*DIRECTION*: In the listing below, identify each line with the word "true" and return those lines.

—————

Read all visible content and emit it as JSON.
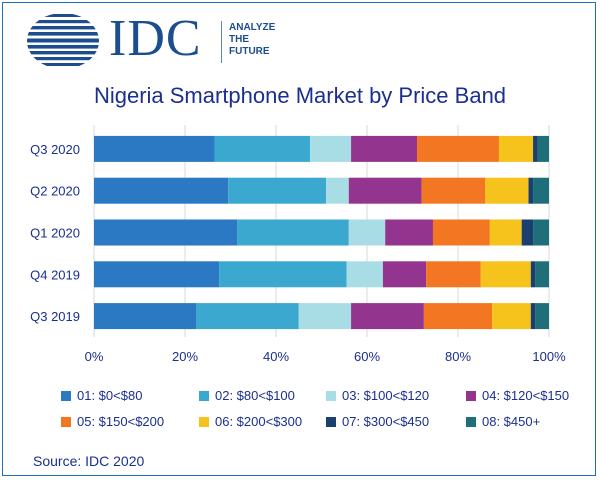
{
  "logo": {
    "brand": "IDC",
    "tagline": [
      "ANALYZE",
      "THE",
      "FUTURE"
    ]
  },
  "chart_data": {
    "type": "bar",
    "orientation": "horizontal",
    "stacked": true,
    "percent": true,
    "title": "Nigeria Smartphone Market by Price Band",
    "categories": [
      "Q3 2020",
      "Q2 2020",
      "Q1 2020",
      "Q4 2019",
      "Q3 2019"
    ],
    "xlim": [
      0,
      100
    ],
    "xticks": [
      "0%",
      "20%",
      "40%",
      "60%",
      "80%",
      "100%"
    ],
    "grid": true,
    "legend_position": "bottom",
    "series": [
      {
        "name": "01: $0<$80",
        "color": "#2b79c2",
        "values": [
          26.5,
          29.5,
          31.5,
          27.5,
          22.5
        ]
      },
      {
        "name": "02: $80<$100",
        "color": "#3aa8cf",
        "values": [
          21.0,
          21.5,
          24.5,
          28.0,
          22.5
        ]
      },
      {
        "name": "03: $100<$120",
        "color": "#a9dde6",
        "values": [
          9.0,
          5.0,
          8.0,
          8.0,
          11.5
        ]
      },
      {
        "name": "04: $120<$150",
        "color": "#93348e",
        "values": [
          14.5,
          16.0,
          10.5,
          9.5,
          16.0
        ]
      },
      {
        "name": "05: $150<$200",
        "color": "#f37722",
        "values": [
          18.0,
          14.0,
          12.5,
          12.0,
          15.0
        ]
      },
      {
        "name": "06: $200<$300",
        "color": "#f5c31c",
        "values": [
          7.5,
          9.5,
          7.0,
          11.0,
          8.5
        ]
      },
      {
        "name": "07: $300<$450",
        "color": "#1b3f6e",
        "values": [
          1.0,
          1.0,
          2.5,
          1.0,
          1.0
        ]
      },
      {
        "name": "08: $450+",
        "color": "#1f6f7a",
        "values": [
          2.5,
          3.5,
          3.5,
          3.0,
          3.0
        ]
      }
    ]
  },
  "source": "Source: IDC 2020"
}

—————

*SOLUTION TO THIS EXERCISE*:
    "stacked": true,
    "percent": true,
    "grid": true,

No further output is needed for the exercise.